— start —
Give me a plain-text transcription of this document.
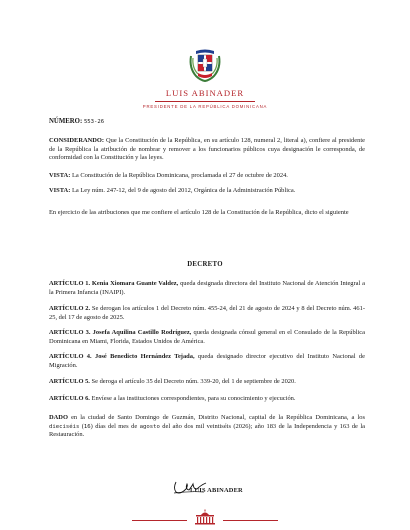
LUIS ABINADER
PRESIDENTE DE LA REPÚBLICA DOMINICANA
NÚMERO: 553-26
CONSIDERANDO: Que la Constitución de la República, en su artículo 128, numeral 2, literal a), confiere al presidente de la República la atribución de nombrar y remover a los funcionarios públicos cuya designación le corresponda, de conformidad con la Constitución y las leyes.
VISTA: La Constitución de la República Dominicana, proclamada el 27 de octubre de 2024.
VISTA: La Ley núm. 247-12, del 9 de agosto del 2012, Orgánica de la Administración Pública.
En ejercicio de las atribuciones que me confiere el artículo 128 de la Constitución de la República, dicto el siguiente
DECRETO
ARTÍCULO 1. Kenia Xiomara Guante Valdez, queda designada directora del Instituto Nacional de Atención Integral a la Primera Infancia (INAIPI).
ARTÍCULO 2. Se derogan los artículos 1 del Decreto núm. 455-24, del 21 de agosto de 2024 y 8 del Decreto núm. 461-25, del 17 de agosto de 2025.
ARTÍCULO 3. Josefa Aquilina Castillo Rodríguez, queda designada cónsul general en el Consulado de la República Dominicana en Miami, Florida, Estados Unidos de América.
ARTÍCULO 4. José Benedicto Hernández Tejada, queda designado director ejecutivo del Instituto Nacional de Migración.
ARTÍCULO 5. Se deroga el artículo 35 del Decreto núm. 339-20, del 1 de septiembre de 2020.
ARTÍCULO 6. Envíese a las instituciones correspondientes, para su conocimiento y ejecución.
DADO en la ciudad de Santo Domingo de Guzmán, Distrito Nacional, capital de la República Dominicana, a los dieciséis (16) días del mes de agosto del año dos mil veintiséis (2026); año 183 de la Independencia y 163 de la Restauración.
LUIS ABINADER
— end —
**Objective:**
Each line that holds the word "VISTA" should be extracted from the records.

**Solution for this task:**
VISTA: La Constitución de la República Dominicana, proclamada el 27 de octubre de 2024.
VISTA: La Ley núm. 247-12, del 9 de agosto del 2012, Orgánica de la Administración Pública.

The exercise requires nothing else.